— PROBLEM DESCRIPTION —
Copy out each line exactly as it appears.

(Data records)
......

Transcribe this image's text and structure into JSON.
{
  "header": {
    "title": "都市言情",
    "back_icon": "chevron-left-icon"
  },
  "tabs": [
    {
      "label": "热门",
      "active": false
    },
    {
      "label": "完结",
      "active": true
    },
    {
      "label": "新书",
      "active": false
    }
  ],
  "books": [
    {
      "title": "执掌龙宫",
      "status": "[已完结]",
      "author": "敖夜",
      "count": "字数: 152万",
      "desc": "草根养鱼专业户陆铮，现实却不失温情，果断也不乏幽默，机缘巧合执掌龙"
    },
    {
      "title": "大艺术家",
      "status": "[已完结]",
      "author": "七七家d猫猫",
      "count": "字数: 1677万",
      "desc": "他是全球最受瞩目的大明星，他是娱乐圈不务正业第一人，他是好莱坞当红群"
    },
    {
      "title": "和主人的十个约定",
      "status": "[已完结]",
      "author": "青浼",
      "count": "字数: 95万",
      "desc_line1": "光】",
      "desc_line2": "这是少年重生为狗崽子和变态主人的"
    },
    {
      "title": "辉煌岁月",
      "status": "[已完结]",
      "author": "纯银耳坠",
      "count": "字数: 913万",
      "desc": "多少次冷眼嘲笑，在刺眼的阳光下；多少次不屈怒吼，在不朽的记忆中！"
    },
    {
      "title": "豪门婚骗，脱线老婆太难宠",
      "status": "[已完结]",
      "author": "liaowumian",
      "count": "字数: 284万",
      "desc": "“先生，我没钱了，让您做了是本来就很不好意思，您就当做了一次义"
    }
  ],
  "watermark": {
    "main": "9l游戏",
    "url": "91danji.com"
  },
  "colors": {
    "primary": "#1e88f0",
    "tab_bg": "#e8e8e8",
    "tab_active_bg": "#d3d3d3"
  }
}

......

— FINAL RESULT —
Transcribe this image's text and structure into JSON.
{
  "header": {
    "title": "都市言情",
    "back_icon": "chevron-left-icon"
  },
  "tabs": [
    {
      "label": "热门",
      "active": false
    },
    {
      "label": "完结",
      "active": true
    },
    {
      "label": "新书",
      "active": false
    }
  ],
  "books": [
    {
      "title": "执掌龙宫",
      "status": "[已完结]",
      "author": "敖夜",
      "count": "字数: 152万",
      "desc": "草根养鱼专业户陆铮，现实却不失温情，果断也不乏幽默，机缘巧合执掌龙"
    },
    {
      "title": "大艺术家",
      "status": "[已完结]",
      "author": "七七家d猫猫",
      "count": "字数: 1677万",
      "desc": "他是全球最受瞩目的大明星，他是娱乐圈不务正业第一人，他是好莱坞当红群"
    },
    {
      "title": "和主人的十个约定",
      "status": "[已完结]",
      "author": "青浼",
      "count": "字数: 95万",
      "desc_line1": "光】",
      "desc_line2": "这是少年重生为狗崽子和变态主人的"
    },
    {
      "title": "辉煌岁月",
      "status": "[已完结]",
      "author": "纯银耳坠",
      "count": "字数: 913万",
      "desc": "多少次冷眼嘲笑，在刺眼的阳光下；多少次不屈怒吼，在不朽的记忆中！"
    },
    {
      "title": "豪门婚骗，脱线老婆太难宠",
      "status": "[已完结]",
      "author": "liaowumian",
      "count": "字数: 284万",
      "desc": "“先生，我没钱了，让您做了是本来就很不好意思，您就当做了一次义"
    }
  ],
  "watermark": {
    "main": "9l游戏",
    "url": "91danji.com"
  },
  "colors": {
    "primary": "#1e88f0",
    "tab_bg": "#e8e8e8",
    "tab_active_bg": "#d3d3d3"
  }
}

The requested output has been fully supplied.